### Written instruction
Set out each line from the following listing that includes the word "cases".

### Material for this task
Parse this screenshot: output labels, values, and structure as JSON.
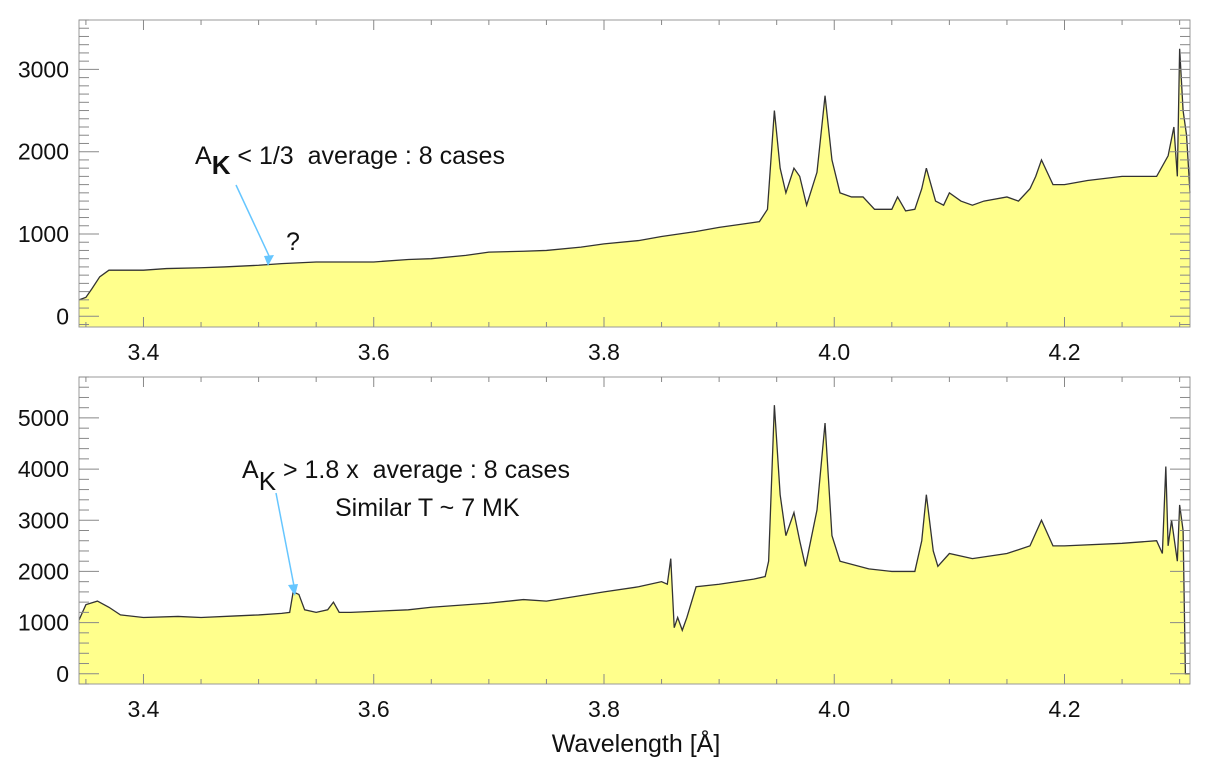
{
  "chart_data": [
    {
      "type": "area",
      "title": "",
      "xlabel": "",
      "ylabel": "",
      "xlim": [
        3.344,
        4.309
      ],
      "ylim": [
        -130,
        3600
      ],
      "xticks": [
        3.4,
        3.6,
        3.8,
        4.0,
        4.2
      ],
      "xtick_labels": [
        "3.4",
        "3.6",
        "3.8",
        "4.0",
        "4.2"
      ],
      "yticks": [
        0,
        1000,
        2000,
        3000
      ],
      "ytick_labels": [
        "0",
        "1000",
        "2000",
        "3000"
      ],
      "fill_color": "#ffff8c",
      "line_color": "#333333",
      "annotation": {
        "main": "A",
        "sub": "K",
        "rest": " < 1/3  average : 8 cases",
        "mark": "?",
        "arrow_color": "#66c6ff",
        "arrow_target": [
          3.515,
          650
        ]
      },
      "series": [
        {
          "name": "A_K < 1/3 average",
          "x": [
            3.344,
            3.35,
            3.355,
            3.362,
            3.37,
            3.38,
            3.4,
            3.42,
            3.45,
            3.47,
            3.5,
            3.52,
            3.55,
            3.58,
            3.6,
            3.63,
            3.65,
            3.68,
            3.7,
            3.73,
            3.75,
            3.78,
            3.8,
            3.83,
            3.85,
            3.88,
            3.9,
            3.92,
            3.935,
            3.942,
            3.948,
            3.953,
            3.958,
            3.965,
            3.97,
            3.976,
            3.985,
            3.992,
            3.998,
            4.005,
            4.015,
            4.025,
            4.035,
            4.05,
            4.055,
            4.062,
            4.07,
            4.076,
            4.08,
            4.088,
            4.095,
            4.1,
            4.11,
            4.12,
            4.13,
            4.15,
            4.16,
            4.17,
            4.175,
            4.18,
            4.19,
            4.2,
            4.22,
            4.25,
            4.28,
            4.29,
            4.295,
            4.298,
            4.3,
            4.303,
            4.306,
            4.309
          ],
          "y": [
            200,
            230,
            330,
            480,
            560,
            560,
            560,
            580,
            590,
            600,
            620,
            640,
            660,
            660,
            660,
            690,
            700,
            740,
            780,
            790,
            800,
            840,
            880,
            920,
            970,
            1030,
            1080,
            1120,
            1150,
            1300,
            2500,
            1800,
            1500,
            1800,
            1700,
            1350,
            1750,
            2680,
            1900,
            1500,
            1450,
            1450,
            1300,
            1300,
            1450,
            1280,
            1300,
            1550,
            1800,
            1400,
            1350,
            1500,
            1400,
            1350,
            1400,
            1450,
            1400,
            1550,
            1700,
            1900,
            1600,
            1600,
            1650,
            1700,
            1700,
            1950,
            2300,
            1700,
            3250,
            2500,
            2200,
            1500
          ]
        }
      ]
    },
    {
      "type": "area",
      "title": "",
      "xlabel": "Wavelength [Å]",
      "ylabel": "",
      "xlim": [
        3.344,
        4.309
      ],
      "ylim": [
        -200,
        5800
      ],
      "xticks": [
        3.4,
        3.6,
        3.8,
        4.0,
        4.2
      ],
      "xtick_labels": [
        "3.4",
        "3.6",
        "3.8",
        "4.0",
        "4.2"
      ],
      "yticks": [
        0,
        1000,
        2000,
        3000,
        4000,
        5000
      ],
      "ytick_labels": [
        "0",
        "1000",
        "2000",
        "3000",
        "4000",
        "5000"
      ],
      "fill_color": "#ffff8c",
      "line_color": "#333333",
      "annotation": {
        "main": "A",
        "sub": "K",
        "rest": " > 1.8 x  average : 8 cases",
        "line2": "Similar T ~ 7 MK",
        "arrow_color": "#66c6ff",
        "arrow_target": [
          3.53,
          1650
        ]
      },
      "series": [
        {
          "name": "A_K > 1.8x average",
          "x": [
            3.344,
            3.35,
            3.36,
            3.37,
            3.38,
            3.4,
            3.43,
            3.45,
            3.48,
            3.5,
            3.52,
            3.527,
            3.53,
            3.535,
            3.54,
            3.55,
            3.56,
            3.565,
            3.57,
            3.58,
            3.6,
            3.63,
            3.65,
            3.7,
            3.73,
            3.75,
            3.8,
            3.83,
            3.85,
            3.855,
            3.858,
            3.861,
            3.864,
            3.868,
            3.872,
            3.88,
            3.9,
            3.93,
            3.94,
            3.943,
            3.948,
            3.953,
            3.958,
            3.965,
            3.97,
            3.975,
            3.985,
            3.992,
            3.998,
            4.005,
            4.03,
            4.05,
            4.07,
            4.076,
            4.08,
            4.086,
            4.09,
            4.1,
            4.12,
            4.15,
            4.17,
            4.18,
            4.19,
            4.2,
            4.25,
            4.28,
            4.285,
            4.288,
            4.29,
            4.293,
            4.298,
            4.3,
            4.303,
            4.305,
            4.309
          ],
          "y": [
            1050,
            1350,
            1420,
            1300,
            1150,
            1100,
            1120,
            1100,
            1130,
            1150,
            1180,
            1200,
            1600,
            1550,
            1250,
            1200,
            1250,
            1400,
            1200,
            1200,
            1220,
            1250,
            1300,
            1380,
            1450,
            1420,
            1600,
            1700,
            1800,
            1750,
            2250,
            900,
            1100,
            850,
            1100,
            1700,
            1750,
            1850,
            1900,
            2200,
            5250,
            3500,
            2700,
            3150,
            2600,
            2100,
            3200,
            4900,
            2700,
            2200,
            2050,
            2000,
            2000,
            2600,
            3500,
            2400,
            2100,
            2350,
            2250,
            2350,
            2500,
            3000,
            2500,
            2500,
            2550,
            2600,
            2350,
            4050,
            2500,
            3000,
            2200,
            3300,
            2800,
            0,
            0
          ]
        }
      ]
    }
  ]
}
...
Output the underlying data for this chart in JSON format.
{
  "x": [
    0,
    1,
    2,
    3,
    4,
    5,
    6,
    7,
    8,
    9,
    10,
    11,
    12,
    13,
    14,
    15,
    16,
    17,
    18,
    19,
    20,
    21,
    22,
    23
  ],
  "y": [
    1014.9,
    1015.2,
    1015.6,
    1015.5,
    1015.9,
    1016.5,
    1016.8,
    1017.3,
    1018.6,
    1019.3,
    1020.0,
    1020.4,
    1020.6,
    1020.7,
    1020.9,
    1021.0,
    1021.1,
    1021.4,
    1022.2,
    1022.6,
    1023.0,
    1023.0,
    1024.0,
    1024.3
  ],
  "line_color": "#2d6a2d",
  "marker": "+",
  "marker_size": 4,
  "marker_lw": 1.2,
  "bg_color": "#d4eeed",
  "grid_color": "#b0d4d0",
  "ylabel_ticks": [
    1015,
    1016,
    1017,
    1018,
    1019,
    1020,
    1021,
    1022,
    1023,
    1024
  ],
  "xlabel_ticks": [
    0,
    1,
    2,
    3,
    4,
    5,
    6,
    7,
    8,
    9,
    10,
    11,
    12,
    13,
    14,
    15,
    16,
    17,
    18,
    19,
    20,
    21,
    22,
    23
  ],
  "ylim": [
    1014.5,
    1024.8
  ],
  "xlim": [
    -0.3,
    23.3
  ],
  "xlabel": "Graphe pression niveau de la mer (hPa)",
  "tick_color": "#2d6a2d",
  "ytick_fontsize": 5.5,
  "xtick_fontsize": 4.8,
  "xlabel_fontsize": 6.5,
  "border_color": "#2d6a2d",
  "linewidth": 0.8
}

### Response to the task
        "rest": " < 1/3  average : 8 cases",
        "rest": " > 1.8 x  average : 8 cases",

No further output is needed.